* START Given information *

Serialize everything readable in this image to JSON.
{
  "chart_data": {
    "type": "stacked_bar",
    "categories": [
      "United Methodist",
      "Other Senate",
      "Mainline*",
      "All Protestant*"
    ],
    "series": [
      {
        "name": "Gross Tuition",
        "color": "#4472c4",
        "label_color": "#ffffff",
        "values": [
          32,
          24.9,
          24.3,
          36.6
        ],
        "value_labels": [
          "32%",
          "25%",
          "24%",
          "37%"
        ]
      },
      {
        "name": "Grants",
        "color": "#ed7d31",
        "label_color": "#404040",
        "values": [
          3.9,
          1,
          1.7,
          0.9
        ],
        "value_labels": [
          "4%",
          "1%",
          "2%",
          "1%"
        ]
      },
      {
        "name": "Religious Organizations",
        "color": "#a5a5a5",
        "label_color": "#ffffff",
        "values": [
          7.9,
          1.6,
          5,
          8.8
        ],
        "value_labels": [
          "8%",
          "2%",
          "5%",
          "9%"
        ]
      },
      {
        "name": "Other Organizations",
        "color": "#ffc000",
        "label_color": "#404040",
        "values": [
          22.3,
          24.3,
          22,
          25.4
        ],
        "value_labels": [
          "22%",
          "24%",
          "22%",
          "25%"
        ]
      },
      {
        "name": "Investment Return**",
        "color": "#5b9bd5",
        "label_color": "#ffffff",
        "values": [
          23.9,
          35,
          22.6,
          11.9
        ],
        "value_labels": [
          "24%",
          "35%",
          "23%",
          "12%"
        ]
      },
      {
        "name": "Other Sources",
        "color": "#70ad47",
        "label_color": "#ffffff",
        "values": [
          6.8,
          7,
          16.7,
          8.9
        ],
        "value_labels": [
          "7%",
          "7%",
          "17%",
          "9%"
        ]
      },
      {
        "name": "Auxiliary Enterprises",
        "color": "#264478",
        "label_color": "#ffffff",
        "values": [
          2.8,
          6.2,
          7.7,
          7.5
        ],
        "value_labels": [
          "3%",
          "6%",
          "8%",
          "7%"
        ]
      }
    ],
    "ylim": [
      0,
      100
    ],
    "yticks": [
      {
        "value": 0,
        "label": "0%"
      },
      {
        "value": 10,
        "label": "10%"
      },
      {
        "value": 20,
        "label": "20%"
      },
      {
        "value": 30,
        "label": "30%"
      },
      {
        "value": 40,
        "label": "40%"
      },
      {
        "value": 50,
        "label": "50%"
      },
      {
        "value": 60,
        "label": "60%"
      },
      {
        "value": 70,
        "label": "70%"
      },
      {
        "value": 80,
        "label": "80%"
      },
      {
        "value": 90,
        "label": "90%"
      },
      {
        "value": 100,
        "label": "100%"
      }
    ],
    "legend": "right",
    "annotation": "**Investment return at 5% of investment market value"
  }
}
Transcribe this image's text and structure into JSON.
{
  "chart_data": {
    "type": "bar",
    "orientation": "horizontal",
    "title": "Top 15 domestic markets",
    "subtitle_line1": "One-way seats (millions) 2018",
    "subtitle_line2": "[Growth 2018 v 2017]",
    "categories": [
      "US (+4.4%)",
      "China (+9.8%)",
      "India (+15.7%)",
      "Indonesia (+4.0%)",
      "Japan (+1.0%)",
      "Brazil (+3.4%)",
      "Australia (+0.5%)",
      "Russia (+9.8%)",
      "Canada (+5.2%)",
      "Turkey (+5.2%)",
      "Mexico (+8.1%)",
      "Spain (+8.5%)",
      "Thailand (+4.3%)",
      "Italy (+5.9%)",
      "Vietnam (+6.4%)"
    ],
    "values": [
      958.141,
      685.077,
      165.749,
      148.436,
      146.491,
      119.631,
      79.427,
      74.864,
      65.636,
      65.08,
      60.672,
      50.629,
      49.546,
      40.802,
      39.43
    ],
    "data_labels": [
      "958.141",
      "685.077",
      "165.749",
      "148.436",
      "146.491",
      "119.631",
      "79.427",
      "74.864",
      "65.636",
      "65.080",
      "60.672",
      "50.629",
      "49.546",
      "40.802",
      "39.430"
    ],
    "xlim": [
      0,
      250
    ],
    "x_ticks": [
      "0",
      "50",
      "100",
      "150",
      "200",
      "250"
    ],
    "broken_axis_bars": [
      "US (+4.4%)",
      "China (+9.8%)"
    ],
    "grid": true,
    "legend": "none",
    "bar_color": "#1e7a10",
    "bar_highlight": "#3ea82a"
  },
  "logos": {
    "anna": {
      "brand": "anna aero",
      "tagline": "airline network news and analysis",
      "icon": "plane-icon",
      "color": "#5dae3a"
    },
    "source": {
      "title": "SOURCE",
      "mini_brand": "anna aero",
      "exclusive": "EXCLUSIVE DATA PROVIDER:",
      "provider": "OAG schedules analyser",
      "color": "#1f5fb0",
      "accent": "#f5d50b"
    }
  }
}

* END Given information *

Task:
Copy the data above in full, character for character.

Solution for this exercise:
Serialize everything readable in this image to JSON.
{
  "chart_data": {
    "type": "stacked_bar",
    "categories": [
      "United Methodist",
      "Other Senate",
      "Mainline*",
      "All Protestant*"
    ],
    "series": [
      {
        "name": "Gross Tuition",
        "color": "#4472c4",
        "label_color": "#ffffff",
        "values": [
          32,
          24.9,
          24.3,
          36.6
        ],
        "value_labels": [
          "32%",
          "25%",
          "24%",
          "37%"
        ]
      },
      {
        "name": "Grants",
        "color": "#ed7d31",
        "label_color": "#404040",
        "values": [
          3.9,
          1,
          1.7,
          0.9
        ],
        "value_labels": [
          "4%",
          "1%",
          "2%",
          "1%"
        ]
      },
      {
        "name": "Religious Organizations",
        "color": "#a5a5a5",
        "label_color": "#ffffff",
        "values": [
          7.9,
          1.6,
          5,
          8.8
        ],
        "value_labels": [
          "8%",
          "2%",
          "5%",
          "9%"
        ]
      },
      {
        "name": "Other Organizations",
        "color": "#ffc000",
        "label_color": "#404040",
        "values": [
          22.3,
          24.3,
          22,
          25.4
        ],
        "value_labels": [
          "22%",
          "24%",
          "22%",
          "25%"
        ]
      },
      {
        "name": "Investment Return**",
        "color": "#5b9bd5",
        "label_color": "#ffffff",
        "values": [
          23.9,
          35,
          22.6,
          11.9
        ],
        "value_labels": [
          "24%",
          "35%",
          "23%",
          "12%"
        ]
      },
      {
        "name": "Other Sources",
        "color": "#70ad47",
        "label_color": "#ffffff",
        "values": [
          6.8,
          7,
          16.7,
          8.9
        ],
        "value_labels": [
          "7%",
          "7%",
          "17%",
          "9%"
        ]
      },
      {
        "name": "Auxiliary Enterprises",
        "color": "#264478",
        "label_color": "#ffffff",
        "values": [
          2.8,
          6.2,
          7.7,
          7.5
        ],
        "value_labels": [
          "3%",
          "6%",
          "8%",
          "7%"
        ]
      }
    ],
    "ylim": [
      0,
      100
    ],
    "yticks": [
      {
        "value": 0,
        "label": "0%"
      },
      {
        "value": 10,
        "label": "10%"
      },
      {
        "value": 20,
        "label": "20%"
      },
      {
        "value": 30,
        "label": "30%"
      },
      {
        "value": 40,
        "label": "40%"
      },
      {
        "value": 50,
        "label": "50%"
      },
      {
        "value": 60,
        "label": "60%"
      },
      {
        "value": 70,
        "label": "70%"
      },
      {
        "value": 80,
        "label": "80%"
      },
      {
        "value": 90,
        "label": "90%"
      },
      {
        "value": 100,
        "label": "100%"
      }
    ],
    "legend": "right",
    "annotation": "**Investment return at 5% of investment market value"
  }
}
Transcribe this image's text and structure into JSON.
{
  "chart_data": {
    "type": "bar",
    "orientation": "horizontal",
    "title": "Top 15 domestic markets",
    "subtitle_line1": "One-way seats (millions) 2018",
    "subtitle_line2": "[Growth 2018 v 2017]",
    "categories": [
      "US (+4.4%)",
      "China (+9.8%)",
      "India (+15.7%)",
      "Indonesia (+4.0%)",
      "Japan (+1.0%)",
      "Brazil (+3.4%)",
      "Australia (+0.5%)",
      "Russia (+9.8%)",
      "Canada (+5.2%)",
      "Turkey (+5.2%)",
      "Mexico (+8.1%)",
      "Spain (+8.5%)",
      "Thailand (+4.3%)",
      "Italy (+5.9%)",
      "Vietnam (+6.4%)"
    ],
    "values": [
      958.141,
      685.077,
      165.749,
      148.436,
      146.491,
      119.631,
      79.427,
      74.864,
      65.636,
      65.08,
      60.672,
      50.629,
      49.546,
      40.802,
      39.43
    ],
    "data_labels": [
      "958.141",
      "685.077",
      "165.749",
      "148.436",
      "146.491",
      "119.631",
      "79.427",
      "74.864",
      "65.636",
      "65.080",
      "60.672",
      "50.629",
      "49.546",
      "40.802",
      "39.430"
    ],
    "xlim": [
      0,
      250
    ],
    "x_ticks": [
      "0",
      "50",
      "100",
      "150",
      "200",
      "250"
    ],
    "broken_axis_bars": [
      "US (+4.4%)",
      "China (+9.8%)"
    ],
    "grid": true,
    "legend": "none",
    "bar_color": "#1e7a10",
    "bar_highlight": "#3ea82a"
  },
  "logos": {
    "anna": {
      "brand": "anna aero",
      "tagline": "airline network news and analysis",
      "icon": "plane-icon",
      "color": "#5dae3a"
    },
    "source": {
      "title": "SOURCE",
      "mini_brand": "anna aero",
      "exclusive": "EXCLUSIVE DATA PROVIDER:",
      "provider": "OAG schedules analyser",
      "color": "#1f5fb0",
      "accent": "#f5d50b"
    }
  }
}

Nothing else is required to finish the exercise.